Brief » Check every line of the entries for "Lehrer", and copy the lines that hold it.

= = = = =

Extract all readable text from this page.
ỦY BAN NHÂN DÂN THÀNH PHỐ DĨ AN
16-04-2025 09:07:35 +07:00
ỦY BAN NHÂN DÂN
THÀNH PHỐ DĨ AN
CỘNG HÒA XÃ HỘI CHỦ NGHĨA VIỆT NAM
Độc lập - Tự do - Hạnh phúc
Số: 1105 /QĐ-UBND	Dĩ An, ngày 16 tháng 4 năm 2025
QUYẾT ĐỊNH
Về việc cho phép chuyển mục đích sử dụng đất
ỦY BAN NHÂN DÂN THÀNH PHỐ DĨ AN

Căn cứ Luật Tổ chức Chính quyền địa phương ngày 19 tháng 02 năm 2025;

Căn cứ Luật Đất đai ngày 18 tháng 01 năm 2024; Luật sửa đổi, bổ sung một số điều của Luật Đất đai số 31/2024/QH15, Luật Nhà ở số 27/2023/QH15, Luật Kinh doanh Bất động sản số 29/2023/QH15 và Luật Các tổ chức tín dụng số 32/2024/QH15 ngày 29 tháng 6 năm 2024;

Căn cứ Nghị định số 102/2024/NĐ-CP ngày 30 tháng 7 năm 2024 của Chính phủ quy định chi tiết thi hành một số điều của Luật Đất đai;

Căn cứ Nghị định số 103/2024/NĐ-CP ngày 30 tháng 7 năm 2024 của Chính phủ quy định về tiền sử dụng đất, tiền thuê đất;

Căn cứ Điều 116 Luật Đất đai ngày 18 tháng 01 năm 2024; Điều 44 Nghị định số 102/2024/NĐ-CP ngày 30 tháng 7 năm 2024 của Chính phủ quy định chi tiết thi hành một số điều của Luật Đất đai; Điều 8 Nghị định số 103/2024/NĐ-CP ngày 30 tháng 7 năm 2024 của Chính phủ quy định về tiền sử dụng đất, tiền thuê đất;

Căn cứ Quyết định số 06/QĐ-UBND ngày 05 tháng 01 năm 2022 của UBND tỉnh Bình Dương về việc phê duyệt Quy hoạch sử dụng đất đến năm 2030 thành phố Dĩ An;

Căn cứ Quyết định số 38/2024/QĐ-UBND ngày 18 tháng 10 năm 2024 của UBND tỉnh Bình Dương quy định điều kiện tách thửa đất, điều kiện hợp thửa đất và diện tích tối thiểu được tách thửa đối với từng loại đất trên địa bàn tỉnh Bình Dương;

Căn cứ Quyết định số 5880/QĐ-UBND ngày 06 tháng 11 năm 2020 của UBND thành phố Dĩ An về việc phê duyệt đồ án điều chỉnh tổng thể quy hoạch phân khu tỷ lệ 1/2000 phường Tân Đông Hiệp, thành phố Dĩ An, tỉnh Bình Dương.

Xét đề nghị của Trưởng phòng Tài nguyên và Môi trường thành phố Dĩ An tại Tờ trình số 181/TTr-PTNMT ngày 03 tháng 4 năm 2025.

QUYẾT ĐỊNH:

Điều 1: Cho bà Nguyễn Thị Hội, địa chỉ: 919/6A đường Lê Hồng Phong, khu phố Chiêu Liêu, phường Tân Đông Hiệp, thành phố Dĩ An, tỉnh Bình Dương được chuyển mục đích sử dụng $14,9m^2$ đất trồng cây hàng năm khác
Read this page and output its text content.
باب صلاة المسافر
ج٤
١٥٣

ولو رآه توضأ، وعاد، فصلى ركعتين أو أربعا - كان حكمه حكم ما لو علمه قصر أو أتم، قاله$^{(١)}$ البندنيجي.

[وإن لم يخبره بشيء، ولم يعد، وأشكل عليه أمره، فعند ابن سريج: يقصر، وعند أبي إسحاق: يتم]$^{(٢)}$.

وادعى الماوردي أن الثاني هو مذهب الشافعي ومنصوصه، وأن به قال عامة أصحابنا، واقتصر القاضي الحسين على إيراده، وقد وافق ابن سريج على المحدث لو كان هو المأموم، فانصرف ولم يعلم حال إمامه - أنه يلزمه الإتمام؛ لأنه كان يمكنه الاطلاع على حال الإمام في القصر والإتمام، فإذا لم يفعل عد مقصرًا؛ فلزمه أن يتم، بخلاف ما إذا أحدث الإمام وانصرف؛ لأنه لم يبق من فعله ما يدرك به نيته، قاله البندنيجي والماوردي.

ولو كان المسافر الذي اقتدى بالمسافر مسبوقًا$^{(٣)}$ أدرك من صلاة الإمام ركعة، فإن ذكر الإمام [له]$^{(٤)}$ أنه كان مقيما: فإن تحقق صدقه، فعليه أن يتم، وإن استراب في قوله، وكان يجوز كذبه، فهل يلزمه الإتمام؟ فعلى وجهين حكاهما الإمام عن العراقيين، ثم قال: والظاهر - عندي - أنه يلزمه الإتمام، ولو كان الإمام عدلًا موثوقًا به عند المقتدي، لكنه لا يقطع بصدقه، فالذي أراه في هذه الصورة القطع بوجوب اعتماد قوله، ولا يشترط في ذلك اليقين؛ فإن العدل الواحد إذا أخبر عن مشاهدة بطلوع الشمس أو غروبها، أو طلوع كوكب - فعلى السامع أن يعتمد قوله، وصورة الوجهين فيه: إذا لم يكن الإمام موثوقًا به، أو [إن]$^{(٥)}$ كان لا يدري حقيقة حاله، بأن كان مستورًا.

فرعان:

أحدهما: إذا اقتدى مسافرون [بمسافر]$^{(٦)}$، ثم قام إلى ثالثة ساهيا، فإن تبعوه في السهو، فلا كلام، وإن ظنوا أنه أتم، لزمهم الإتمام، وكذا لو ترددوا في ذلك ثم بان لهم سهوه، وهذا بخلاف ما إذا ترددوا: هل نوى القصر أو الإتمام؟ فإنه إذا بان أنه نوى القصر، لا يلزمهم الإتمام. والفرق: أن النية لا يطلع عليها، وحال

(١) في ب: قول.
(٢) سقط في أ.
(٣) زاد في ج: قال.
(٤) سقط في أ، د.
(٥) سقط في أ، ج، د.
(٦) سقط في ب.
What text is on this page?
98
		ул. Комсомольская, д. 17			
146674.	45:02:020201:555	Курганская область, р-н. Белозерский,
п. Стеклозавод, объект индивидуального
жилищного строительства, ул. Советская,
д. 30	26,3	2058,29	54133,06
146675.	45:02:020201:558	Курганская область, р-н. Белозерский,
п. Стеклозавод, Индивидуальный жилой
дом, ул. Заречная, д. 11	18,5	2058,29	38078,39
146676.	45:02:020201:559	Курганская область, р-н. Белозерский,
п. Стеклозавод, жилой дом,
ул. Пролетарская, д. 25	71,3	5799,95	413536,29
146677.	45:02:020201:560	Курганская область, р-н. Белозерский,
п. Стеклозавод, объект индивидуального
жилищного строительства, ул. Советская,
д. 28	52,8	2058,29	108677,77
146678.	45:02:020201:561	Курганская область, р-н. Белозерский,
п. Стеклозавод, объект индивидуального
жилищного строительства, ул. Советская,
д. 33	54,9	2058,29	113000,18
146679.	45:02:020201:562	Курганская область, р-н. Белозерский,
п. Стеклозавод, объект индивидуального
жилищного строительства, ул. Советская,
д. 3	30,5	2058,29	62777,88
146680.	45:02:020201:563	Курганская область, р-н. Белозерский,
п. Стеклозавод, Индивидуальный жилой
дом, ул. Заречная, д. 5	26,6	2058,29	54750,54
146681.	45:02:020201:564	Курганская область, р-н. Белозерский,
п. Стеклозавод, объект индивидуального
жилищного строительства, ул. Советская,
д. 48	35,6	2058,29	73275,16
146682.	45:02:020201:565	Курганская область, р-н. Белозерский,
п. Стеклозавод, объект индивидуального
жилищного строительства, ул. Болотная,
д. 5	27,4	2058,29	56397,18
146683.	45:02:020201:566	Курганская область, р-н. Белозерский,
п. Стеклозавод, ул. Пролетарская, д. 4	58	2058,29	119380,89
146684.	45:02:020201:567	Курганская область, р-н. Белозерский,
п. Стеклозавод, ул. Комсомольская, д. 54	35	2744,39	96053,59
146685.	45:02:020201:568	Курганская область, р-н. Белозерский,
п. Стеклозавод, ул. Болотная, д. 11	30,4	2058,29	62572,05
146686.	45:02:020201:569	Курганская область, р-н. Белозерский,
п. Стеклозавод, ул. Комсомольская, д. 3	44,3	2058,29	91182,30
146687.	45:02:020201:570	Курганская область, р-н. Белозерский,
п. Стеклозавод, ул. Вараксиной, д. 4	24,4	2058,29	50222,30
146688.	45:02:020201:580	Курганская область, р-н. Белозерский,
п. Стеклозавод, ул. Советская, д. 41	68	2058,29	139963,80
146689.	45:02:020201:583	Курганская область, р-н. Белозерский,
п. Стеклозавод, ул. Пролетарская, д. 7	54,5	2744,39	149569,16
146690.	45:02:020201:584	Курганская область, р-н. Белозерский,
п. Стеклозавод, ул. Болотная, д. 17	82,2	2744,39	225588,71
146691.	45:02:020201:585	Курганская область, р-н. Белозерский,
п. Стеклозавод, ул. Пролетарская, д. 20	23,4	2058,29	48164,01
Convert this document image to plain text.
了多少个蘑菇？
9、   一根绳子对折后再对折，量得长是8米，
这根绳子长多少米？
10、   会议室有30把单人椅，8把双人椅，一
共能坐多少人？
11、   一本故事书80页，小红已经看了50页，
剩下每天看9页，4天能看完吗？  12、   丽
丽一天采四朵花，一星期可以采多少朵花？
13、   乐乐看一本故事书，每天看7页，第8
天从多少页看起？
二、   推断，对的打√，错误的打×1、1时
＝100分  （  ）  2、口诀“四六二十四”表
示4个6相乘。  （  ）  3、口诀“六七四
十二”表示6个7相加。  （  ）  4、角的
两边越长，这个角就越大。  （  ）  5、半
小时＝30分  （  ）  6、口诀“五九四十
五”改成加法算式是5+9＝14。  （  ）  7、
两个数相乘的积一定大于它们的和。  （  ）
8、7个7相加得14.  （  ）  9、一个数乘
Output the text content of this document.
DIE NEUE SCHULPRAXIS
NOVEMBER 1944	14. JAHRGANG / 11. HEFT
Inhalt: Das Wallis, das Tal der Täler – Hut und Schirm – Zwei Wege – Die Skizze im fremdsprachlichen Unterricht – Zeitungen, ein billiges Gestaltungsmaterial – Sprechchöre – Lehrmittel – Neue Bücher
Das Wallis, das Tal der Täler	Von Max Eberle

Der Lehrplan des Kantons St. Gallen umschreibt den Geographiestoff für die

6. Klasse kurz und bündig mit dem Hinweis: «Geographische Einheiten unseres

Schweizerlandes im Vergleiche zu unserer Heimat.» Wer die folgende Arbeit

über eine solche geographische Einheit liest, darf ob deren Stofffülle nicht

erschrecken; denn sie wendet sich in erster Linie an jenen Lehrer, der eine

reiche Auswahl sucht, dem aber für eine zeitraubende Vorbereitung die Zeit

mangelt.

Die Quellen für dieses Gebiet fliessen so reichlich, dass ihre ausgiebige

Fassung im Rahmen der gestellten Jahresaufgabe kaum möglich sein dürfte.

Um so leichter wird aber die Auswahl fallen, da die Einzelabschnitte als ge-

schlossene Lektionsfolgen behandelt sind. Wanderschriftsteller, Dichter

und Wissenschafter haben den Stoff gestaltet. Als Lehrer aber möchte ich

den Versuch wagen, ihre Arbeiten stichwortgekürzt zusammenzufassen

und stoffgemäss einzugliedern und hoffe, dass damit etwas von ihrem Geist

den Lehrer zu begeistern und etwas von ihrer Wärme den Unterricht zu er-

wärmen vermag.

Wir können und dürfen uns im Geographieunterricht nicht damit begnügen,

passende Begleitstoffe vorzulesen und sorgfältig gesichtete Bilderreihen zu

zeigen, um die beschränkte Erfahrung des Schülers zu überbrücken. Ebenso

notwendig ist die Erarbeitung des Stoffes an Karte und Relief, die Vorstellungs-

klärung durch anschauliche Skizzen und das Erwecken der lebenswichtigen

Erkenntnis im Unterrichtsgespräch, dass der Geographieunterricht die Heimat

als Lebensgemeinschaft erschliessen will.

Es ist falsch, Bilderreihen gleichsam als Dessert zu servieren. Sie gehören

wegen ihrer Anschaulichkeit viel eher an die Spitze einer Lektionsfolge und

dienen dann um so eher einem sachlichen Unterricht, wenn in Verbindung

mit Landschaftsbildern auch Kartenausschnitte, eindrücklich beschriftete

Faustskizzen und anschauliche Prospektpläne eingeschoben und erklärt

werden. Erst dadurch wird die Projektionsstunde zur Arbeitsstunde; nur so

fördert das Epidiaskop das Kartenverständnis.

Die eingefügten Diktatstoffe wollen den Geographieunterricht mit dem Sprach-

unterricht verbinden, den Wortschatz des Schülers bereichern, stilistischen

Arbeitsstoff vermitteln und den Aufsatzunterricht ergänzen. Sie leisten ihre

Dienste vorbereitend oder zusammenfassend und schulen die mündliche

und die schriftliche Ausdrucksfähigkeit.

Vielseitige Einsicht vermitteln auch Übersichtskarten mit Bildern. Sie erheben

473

= = = = =

Written solution »
erschrecken; denn sie wendet sich in erster Linie an jenen Lehrer, der eine
und Wissenschafter haben den Stoff gestaltet. Als Lehrer aber möchte ich
den Lehrer zu begeistern und etwas von ihrer Wärme den Unterricht zu er-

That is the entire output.